YOUR GOAL:
Copy out all the data, word for word.

RECORDS:
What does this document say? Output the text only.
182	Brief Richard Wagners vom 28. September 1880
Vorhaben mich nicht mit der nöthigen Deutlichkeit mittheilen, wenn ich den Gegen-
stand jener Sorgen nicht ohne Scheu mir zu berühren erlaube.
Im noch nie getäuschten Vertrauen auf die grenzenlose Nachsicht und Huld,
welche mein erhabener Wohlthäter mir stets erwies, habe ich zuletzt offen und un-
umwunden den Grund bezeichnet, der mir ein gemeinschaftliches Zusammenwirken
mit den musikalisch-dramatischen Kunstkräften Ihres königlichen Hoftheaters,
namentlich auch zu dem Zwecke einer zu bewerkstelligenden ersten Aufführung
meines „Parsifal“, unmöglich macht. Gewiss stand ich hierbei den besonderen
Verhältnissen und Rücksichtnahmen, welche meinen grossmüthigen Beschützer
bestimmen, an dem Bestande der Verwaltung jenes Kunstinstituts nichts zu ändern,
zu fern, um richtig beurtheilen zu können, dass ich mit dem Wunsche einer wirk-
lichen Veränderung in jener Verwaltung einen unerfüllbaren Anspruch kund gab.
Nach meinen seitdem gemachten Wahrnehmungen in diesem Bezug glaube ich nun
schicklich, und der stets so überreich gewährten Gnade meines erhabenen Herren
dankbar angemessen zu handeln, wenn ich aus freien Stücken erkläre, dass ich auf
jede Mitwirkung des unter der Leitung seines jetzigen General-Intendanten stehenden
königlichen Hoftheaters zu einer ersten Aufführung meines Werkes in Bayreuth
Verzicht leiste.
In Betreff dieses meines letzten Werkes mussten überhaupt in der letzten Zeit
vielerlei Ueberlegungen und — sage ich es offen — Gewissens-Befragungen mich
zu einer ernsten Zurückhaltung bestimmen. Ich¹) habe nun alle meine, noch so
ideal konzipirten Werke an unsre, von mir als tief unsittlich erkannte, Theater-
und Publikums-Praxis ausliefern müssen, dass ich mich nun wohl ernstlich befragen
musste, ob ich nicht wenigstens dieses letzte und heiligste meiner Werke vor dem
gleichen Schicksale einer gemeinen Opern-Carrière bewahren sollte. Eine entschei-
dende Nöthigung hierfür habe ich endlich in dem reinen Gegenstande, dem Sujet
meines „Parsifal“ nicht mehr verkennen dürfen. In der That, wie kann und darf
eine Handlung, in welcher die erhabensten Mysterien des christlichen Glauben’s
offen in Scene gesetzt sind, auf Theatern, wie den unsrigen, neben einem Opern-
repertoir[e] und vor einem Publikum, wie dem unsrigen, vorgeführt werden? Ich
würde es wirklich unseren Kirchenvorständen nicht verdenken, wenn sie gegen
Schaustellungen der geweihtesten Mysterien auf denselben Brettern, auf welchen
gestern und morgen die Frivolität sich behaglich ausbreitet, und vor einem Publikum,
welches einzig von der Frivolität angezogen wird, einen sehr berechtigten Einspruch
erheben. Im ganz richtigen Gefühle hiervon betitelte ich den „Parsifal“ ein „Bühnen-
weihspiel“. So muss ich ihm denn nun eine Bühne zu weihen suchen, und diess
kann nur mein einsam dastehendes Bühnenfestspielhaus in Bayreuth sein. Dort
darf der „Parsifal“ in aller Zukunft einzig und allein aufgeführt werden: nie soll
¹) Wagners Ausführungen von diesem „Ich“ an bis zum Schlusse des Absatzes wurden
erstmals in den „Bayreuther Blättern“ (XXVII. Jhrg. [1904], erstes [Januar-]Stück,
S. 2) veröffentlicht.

RESPONSE:
What does this document say? Output the text only.
182	Brief Richard Wagners vom 28. September 1880
Vorhaben mich nicht mit der nöthigen Deutlichkeit mittheilen, wenn ich den Gegen-
stand jener Sorgen nicht ohne Scheu mir zu berühren erlaube.
Im noch nie getäuschten Vertrauen auf die grenzenlose Nachsicht und Huld,
welche mein erhabener Wohlthäter mir stets erwies, habe ich zuletzt offen und un-
umwunden den Grund bezeichnet, der mir ein gemeinschaftliches Zusammenwirken
mit den musikalisch-dramatischen Kunstkräften Ihres königlichen Hoftheaters,
namentlich auch zu dem Zwecke einer zu bewerkstelligenden ersten Aufführung
meines „Parsifal“, unmöglich macht. Gewiss stand ich hierbei den besonderen
Verhältnissen und Rücksichtnahmen, welche meinen grossmüthigen Beschützer
bestimmen, an dem Bestande der Verwaltung jenes Kunstinstituts nichts zu ändern,
zu fern, um richtig beurtheilen zu können, dass ich mit dem Wunsche einer wirk-
lichen Veränderung in jener Verwaltung einen unerfüllbaren Anspruch kund gab.
Nach meinen seitdem gemachten Wahrnehmungen in diesem Bezug glaube ich nun
schicklich, und der stets so überreich gewährten Gnade meines erhabenen Herren
dankbar angemessen zu handeln, wenn ich aus freien Stücken erkläre, dass ich auf
jede Mitwirkung des unter der Leitung seines jetzigen General-Intendanten stehenden
königlichen Hoftheaters zu einer ersten Aufführung meines Werkes in Bayreuth
Verzicht leiste.
In Betreff dieses meines letzten Werkes mussten überhaupt in der letzten Zeit
vielerlei Ueberlegungen und — sage ich es offen — Gewissens-Befragungen mich
zu einer ernsten Zurückhaltung bestimmen. Ich¹) habe nun alle meine, noch so
ideal konzipirten Werke an unsre, von mir als tief unsittlich erkannte, Theater-
und Publikums-Praxis ausliefern müssen, dass ich mich nun wohl ernstlich befragen
musste, ob ich nicht wenigstens dieses letzte und heiligste meiner Werke vor dem
gleichen Schicksale einer gemeinen Opern-Carrière bewahren sollte. Eine entschei-
dende Nöthigung hierfür habe ich endlich in dem reinen Gegenstande, dem Sujet
meines „Parsifal“ nicht mehr verkennen dürfen. In der That, wie kann und darf
eine Handlung, in welcher die erhabensten Mysterien des christlichen Glauben’s
offen in Scene gesetzt sind, auf Theatern, wie den unsrigen, neben einem Opern-
repertoir[e] und vor einem Publikum, wie dem unsrigen, vorgeführt werden? Ich
würde es wirklich unseren Kirchenvorständen nicht verdenken, wenn sie gegen
Schaustellungen der geweihtesten Mysterien auf denselben Brettern, auf welchen
gestern und morgen die Frivolität sich behaglich ausbreitet, und vor einem Publikum,
welches einzig von der Frivolität angezogen wird, einen sehr berechtigten Einspruch
erheben. Im ganz richtigen Gefühle hiervon betitelte ich den „Parsifal“ ein „Bühnen-
weihspiel“. So muss ich ihm denn nun eine Bühne zu weihen suchen, und diess
kann nur mein einsam dastehendes Bühnenfestspielhaus in Bayreuth sein. Dort
darf der „Parsifal“ in aller Zukunft einzig und allein aufgeführt werden: nie soll
¹) Wagners Ausführungen von diesem „Ich“ an bis zum Schlusse des Absatzes wurden
erstmals in den „Bayreuther Blättern“ (XXVII. Jhrg. [1904], erstes [Januar-]Stück,
S. 2) veröffentlicht.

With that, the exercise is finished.